--- start of RECORDS FOR THIS EXERCISE ---
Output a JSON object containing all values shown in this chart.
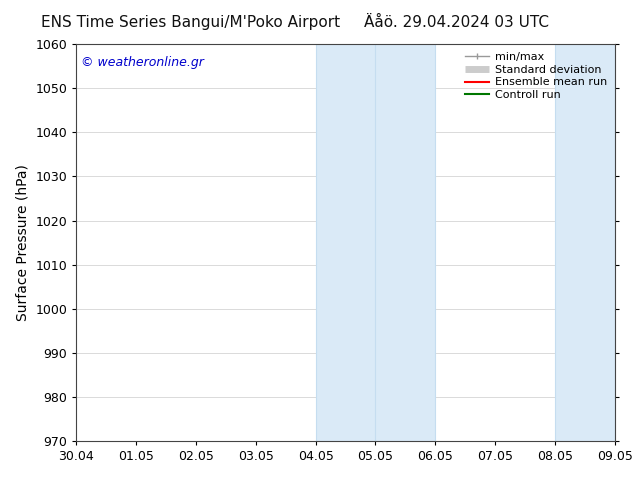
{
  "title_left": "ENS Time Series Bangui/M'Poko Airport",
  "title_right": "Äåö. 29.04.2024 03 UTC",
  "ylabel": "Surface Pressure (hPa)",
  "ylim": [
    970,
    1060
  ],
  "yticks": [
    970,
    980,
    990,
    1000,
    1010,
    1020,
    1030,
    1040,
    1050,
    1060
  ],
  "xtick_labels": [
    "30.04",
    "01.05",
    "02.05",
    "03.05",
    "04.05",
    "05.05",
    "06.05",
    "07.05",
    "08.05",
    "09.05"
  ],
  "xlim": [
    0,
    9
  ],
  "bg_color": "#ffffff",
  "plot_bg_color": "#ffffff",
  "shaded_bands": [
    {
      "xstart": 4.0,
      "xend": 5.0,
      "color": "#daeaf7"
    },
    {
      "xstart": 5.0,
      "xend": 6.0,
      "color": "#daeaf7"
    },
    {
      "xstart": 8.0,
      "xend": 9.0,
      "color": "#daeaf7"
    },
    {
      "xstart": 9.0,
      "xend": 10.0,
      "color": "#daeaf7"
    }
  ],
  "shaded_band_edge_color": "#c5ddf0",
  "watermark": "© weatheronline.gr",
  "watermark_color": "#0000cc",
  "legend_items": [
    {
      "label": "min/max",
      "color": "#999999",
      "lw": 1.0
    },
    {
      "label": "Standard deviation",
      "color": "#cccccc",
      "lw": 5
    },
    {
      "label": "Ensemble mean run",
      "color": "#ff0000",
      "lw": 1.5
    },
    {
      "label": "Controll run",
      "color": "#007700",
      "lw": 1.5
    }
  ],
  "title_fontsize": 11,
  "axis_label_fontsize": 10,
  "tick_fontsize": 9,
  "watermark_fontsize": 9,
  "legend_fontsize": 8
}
--- end of RECORDS FOR THIS EXERCISE ---
--- start of RECORDS FOR THIS EXERCISE ---
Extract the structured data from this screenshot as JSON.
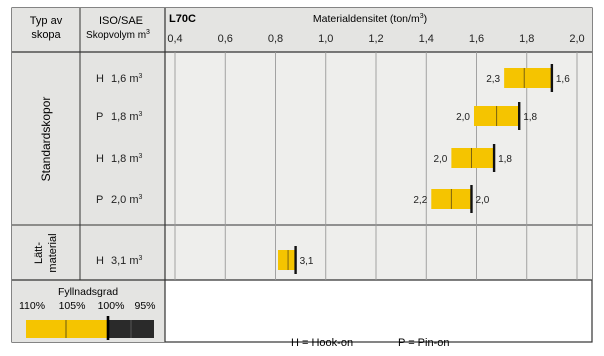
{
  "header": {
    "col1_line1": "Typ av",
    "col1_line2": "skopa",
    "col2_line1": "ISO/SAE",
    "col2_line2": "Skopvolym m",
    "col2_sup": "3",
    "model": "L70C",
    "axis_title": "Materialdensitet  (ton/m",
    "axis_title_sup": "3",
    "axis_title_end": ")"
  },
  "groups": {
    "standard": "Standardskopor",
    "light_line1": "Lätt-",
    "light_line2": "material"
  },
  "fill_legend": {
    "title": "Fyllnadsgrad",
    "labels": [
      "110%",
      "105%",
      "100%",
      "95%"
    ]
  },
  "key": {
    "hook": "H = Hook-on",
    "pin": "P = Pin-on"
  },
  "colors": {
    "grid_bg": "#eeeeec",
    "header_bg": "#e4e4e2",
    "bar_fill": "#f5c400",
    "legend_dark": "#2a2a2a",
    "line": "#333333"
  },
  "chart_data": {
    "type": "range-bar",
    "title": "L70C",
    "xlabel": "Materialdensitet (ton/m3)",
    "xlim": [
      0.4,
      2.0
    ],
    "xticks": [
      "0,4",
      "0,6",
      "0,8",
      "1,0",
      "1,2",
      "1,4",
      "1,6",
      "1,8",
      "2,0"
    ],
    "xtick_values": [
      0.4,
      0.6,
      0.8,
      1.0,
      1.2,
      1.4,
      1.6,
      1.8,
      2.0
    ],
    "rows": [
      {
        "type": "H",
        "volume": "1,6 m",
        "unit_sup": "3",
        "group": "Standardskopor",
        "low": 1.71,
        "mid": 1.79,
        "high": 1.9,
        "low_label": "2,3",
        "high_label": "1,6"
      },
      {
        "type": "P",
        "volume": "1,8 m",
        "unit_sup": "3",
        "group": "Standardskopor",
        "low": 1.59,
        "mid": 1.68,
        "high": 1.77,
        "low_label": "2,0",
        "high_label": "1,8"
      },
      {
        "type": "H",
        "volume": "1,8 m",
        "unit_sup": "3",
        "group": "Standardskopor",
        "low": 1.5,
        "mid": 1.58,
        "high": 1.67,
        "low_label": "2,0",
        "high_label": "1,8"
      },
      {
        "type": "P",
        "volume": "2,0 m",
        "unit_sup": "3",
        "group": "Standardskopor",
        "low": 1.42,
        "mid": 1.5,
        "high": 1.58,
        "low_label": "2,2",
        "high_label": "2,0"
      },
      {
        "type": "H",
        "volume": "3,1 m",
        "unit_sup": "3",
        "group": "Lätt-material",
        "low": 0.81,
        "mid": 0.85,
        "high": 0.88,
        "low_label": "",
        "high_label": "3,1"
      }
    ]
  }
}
--- end of RECORDS FOR THIS EXERCISE ---
--- start of RECORDS FOR THIS EXERCISE ---
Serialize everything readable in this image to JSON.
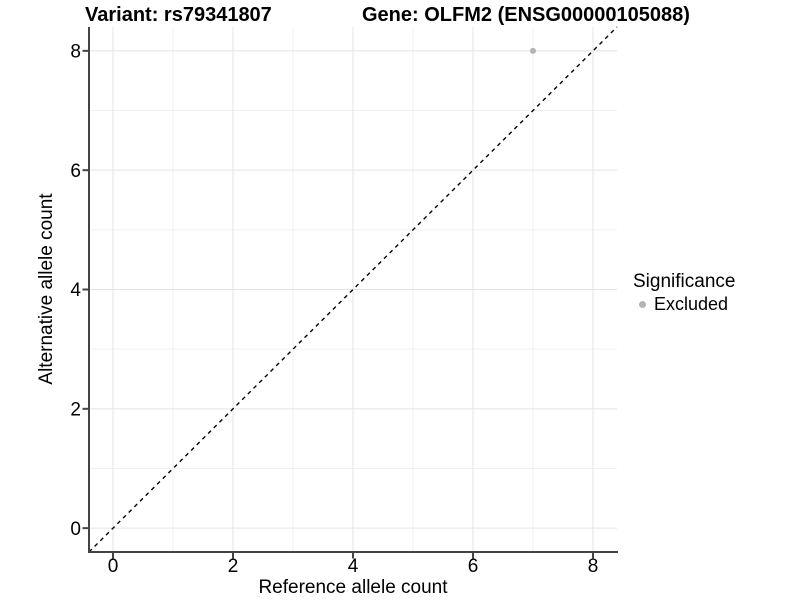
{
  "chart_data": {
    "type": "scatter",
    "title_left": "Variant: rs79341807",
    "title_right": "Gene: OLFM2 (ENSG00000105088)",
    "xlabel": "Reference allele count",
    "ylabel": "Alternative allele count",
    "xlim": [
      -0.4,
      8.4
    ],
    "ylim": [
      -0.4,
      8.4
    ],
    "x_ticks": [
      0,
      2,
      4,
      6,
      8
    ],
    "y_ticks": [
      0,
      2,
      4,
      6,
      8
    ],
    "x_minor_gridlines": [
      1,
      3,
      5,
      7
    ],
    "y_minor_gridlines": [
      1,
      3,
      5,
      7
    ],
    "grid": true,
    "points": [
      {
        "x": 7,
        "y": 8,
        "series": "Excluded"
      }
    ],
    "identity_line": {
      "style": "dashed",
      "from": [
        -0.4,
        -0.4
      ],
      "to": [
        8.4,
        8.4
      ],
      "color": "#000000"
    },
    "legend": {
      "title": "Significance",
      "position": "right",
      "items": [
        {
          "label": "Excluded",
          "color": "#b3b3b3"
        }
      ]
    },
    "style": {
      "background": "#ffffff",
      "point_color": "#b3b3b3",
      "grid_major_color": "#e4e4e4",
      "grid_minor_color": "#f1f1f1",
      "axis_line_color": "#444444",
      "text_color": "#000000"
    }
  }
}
--- end of RECORDS FOR THIS EXERCISE ---
Copy every line of the listing that includes the string "count".

EXERCISE RESULT:
    "xlabel": "Reference allele count",
    "ylabel": "Alternative allele count",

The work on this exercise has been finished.